**Given task**
Pull out every line from the listing that has the word "over".

----------

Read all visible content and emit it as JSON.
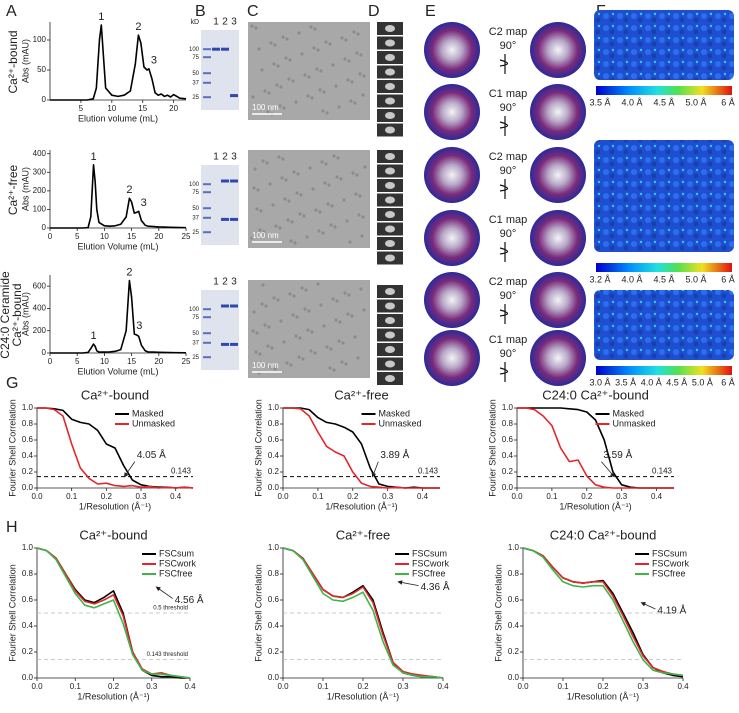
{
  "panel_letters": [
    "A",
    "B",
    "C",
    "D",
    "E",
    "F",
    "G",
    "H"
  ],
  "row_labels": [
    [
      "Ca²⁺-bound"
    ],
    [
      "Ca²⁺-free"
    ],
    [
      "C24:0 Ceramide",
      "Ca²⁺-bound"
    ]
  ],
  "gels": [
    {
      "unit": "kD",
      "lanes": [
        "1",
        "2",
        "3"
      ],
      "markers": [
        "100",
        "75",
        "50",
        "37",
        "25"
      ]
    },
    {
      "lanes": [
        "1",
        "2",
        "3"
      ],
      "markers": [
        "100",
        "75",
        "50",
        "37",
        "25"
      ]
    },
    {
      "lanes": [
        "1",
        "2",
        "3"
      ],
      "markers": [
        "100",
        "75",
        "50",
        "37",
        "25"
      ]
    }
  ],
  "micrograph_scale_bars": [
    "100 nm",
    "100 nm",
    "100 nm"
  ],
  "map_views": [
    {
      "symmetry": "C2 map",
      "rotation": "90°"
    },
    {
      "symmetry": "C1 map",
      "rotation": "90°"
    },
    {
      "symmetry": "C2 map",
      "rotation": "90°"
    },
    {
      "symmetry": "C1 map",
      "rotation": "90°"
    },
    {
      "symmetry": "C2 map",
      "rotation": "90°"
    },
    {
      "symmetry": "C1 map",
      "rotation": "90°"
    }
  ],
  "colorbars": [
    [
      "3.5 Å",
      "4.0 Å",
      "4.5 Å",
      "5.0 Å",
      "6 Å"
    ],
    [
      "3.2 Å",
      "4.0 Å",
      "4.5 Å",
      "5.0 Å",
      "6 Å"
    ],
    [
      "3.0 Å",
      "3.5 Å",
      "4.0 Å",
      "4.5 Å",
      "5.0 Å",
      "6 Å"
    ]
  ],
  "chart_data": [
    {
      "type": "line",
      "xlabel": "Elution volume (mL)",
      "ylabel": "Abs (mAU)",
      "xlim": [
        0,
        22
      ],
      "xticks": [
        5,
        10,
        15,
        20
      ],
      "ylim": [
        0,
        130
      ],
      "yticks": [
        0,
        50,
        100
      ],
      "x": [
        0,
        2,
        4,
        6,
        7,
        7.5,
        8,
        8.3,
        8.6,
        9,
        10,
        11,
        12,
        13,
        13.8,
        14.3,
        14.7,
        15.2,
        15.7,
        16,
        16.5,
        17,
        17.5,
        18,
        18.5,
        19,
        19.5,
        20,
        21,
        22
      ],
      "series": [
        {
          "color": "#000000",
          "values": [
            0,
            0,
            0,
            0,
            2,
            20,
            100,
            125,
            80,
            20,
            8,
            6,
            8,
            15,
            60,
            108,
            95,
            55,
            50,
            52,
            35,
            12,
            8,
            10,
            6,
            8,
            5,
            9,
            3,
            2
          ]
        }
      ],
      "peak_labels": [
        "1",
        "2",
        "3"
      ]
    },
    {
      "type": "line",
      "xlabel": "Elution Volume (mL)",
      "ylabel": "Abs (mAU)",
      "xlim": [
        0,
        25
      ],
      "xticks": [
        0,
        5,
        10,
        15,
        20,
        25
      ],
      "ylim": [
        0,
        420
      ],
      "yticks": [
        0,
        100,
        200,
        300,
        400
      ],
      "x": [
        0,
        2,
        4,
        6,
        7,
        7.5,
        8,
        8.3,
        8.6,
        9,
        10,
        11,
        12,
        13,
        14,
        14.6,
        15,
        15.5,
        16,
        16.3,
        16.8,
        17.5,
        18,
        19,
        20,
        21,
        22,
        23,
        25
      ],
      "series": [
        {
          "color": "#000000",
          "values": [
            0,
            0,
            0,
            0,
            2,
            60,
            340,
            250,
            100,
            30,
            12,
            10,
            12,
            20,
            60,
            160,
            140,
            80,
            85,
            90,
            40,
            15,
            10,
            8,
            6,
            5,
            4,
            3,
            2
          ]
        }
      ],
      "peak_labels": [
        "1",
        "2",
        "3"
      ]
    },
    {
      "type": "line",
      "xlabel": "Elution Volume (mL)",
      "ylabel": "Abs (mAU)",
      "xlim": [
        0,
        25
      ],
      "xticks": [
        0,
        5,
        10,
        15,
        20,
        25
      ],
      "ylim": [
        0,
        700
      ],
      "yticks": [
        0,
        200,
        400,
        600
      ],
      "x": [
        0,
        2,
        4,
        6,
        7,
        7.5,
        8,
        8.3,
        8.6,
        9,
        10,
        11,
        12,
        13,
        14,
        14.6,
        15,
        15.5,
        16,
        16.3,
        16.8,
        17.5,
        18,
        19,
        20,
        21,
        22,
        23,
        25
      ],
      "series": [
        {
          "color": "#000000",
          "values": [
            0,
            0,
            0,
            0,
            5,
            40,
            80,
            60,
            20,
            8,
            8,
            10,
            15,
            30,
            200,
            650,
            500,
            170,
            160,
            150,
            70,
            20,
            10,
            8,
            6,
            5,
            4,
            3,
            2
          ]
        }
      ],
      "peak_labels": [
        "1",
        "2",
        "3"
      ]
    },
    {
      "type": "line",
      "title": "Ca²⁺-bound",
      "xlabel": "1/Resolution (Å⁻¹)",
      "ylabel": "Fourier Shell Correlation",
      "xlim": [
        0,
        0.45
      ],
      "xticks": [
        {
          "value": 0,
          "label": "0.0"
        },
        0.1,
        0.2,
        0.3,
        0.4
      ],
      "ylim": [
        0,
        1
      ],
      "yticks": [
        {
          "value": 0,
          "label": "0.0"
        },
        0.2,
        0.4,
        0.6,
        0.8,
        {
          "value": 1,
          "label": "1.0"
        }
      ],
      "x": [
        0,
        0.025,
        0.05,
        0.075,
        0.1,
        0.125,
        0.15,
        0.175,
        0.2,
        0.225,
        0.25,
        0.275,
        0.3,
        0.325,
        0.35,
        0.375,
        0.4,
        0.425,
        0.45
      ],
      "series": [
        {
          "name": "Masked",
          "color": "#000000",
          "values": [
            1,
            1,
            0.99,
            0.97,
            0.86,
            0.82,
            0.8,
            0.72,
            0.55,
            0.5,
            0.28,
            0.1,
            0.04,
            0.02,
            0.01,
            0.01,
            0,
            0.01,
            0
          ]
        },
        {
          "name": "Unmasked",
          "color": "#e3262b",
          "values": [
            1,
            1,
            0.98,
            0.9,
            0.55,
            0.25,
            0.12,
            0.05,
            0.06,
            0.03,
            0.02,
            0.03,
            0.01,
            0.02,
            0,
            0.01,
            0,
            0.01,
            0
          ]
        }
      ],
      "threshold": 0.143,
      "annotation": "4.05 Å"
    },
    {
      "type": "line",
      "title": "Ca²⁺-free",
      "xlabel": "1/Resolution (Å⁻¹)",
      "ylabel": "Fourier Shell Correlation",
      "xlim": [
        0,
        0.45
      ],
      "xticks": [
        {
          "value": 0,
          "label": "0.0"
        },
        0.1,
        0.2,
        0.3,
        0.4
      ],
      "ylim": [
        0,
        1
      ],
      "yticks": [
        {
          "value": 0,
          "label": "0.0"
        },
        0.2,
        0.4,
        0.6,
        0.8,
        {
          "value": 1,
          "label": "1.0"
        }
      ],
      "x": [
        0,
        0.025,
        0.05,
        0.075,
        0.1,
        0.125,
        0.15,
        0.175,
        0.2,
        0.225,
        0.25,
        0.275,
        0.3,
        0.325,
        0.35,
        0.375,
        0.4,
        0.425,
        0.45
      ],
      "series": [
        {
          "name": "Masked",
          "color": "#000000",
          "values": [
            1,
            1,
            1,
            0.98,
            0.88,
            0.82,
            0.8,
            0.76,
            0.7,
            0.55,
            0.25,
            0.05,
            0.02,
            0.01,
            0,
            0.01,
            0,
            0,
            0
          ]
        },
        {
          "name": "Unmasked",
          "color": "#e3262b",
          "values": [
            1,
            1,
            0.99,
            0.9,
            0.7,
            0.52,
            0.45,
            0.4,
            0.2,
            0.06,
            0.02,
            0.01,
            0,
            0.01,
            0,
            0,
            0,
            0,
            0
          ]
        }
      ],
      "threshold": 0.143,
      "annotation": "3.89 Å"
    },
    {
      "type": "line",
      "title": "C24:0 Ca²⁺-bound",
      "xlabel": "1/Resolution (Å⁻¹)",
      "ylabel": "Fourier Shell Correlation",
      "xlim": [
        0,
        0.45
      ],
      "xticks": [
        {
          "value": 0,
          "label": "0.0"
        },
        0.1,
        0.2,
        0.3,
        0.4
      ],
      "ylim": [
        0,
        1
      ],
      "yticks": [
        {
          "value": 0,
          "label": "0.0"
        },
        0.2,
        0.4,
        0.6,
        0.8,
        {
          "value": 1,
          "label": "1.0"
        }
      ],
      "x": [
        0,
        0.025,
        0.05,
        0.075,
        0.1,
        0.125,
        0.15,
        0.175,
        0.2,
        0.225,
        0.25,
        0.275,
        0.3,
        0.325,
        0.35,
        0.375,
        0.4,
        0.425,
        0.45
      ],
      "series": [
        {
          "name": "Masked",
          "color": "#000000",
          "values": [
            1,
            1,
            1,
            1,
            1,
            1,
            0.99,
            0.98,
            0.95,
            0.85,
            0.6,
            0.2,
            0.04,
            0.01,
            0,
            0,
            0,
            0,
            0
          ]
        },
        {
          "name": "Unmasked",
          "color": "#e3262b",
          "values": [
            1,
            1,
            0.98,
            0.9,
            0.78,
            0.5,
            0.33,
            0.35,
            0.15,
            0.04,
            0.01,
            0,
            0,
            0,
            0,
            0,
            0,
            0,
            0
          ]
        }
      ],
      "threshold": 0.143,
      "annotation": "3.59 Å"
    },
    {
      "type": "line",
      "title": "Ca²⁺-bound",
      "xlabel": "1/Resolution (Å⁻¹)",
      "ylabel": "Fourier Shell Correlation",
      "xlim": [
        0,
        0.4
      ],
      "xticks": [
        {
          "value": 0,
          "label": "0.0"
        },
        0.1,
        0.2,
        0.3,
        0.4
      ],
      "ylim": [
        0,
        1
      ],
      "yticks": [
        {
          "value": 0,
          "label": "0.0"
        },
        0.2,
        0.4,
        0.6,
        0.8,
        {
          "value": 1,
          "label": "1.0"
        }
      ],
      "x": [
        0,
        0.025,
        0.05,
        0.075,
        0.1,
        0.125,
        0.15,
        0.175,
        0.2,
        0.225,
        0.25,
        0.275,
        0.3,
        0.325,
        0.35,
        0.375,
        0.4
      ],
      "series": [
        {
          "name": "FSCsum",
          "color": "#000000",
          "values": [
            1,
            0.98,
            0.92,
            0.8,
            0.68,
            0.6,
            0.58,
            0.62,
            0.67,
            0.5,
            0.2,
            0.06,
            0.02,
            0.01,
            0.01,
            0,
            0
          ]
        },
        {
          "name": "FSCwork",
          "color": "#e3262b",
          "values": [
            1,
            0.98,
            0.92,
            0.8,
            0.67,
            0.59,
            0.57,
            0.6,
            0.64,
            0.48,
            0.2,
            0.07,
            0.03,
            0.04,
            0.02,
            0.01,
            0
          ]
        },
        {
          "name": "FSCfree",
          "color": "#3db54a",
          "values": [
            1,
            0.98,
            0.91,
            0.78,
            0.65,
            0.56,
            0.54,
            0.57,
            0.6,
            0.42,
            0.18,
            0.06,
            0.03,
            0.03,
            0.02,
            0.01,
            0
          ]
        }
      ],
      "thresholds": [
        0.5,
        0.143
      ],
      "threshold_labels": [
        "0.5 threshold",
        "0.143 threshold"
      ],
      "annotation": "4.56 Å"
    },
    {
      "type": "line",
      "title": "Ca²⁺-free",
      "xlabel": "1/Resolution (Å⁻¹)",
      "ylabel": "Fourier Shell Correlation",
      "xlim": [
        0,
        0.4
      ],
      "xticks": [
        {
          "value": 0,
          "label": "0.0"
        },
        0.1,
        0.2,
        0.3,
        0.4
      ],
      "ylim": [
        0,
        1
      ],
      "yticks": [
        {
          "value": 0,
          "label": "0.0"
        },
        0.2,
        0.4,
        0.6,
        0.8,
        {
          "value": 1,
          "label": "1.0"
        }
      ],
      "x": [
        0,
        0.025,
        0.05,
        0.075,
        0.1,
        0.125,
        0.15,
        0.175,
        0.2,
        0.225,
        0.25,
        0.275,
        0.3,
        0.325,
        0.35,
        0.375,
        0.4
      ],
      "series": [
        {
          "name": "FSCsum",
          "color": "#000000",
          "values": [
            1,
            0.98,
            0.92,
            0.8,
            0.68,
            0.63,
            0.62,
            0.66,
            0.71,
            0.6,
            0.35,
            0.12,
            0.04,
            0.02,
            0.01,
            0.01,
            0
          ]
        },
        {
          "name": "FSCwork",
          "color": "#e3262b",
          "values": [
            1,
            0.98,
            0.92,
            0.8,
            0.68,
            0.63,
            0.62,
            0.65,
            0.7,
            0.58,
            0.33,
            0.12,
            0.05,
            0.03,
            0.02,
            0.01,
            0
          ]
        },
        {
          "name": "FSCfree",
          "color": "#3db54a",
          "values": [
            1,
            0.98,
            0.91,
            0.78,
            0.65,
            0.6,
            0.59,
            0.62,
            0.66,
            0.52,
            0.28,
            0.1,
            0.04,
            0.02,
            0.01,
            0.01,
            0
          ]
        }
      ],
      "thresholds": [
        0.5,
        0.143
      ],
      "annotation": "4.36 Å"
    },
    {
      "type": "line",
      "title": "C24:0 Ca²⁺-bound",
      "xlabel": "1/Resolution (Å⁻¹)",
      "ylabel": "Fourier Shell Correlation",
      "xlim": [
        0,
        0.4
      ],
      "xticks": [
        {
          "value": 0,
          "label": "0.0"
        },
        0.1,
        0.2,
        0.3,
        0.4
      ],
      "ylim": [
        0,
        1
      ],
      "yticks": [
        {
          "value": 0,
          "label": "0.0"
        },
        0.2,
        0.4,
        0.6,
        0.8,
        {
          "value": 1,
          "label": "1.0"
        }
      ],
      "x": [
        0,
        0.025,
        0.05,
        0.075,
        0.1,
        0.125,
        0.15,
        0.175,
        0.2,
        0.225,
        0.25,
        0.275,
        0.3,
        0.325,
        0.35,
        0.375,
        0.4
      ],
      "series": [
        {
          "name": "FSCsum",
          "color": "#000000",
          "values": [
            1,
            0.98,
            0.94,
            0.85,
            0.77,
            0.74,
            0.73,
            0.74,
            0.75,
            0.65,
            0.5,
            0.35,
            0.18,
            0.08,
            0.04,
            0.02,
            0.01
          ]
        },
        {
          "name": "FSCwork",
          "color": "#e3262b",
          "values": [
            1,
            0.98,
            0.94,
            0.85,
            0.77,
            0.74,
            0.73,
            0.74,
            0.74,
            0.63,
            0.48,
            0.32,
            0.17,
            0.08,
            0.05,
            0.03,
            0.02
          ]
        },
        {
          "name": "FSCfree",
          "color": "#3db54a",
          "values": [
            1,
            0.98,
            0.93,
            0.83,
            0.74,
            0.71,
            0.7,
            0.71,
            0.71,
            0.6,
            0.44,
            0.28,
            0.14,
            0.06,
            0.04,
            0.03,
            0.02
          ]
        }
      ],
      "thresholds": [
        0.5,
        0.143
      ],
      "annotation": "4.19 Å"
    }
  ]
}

----------

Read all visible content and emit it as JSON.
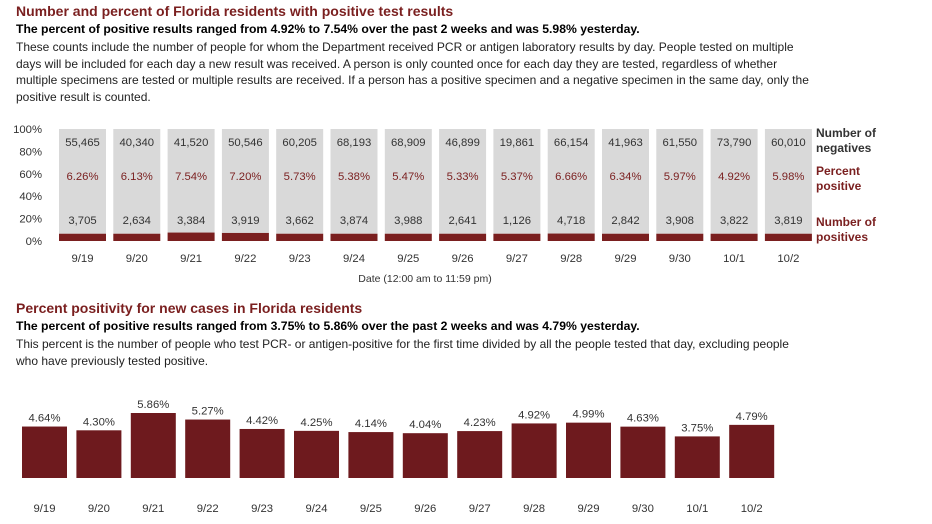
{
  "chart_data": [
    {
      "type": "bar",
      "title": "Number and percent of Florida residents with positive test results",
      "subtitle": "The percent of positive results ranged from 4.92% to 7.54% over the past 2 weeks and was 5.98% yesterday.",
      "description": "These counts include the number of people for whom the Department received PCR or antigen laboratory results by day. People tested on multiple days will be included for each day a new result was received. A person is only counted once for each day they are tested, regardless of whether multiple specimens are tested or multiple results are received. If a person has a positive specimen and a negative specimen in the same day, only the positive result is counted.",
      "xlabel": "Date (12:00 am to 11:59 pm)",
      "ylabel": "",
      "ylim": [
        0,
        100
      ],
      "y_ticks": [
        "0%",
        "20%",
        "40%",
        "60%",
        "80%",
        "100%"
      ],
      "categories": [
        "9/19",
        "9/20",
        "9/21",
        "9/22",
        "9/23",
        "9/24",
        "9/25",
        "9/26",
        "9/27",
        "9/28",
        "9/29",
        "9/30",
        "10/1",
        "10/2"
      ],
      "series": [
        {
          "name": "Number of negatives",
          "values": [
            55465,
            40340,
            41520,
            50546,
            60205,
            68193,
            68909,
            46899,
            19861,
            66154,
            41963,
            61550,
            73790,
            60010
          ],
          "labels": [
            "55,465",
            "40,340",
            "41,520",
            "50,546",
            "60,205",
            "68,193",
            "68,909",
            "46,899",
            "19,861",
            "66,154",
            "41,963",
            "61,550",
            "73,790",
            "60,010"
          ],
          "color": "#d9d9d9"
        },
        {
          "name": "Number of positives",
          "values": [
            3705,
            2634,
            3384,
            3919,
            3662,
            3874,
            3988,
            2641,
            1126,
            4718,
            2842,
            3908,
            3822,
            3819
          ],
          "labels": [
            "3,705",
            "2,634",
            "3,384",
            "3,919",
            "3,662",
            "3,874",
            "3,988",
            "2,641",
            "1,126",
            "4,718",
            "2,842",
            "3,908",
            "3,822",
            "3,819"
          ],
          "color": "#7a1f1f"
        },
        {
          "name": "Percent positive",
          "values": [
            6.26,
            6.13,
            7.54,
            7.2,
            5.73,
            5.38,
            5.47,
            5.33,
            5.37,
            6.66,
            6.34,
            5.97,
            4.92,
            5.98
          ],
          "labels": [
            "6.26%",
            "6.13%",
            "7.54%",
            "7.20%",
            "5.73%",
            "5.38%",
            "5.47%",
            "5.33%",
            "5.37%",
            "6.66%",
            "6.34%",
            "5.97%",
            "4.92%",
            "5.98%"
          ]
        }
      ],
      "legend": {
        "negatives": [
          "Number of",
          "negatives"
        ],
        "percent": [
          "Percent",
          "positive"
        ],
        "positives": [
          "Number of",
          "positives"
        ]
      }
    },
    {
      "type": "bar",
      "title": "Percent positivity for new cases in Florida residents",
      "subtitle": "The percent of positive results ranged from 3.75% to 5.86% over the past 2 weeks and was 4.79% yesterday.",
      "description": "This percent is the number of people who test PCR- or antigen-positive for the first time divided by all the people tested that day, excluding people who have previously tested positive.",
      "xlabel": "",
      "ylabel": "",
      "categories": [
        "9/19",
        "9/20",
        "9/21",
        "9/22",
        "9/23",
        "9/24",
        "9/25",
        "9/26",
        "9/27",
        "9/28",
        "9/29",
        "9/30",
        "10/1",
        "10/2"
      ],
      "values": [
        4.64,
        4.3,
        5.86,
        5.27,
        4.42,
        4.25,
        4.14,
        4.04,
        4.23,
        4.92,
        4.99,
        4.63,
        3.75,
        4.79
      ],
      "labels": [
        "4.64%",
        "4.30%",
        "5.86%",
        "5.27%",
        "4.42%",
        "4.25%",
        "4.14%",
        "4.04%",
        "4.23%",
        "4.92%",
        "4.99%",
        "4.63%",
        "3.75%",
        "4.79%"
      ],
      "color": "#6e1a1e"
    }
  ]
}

----------

**Answer for this exercise**
      "subtitle": "The percent of positive results ranged from 4.92% to 7.54% over the past 2 weeks and was 5.98% yesterday.",
      "subtitle": "The percent of positive results ranged from 3.75% to 5.86% over the past 2 weeks and was 4.79% yesterday.",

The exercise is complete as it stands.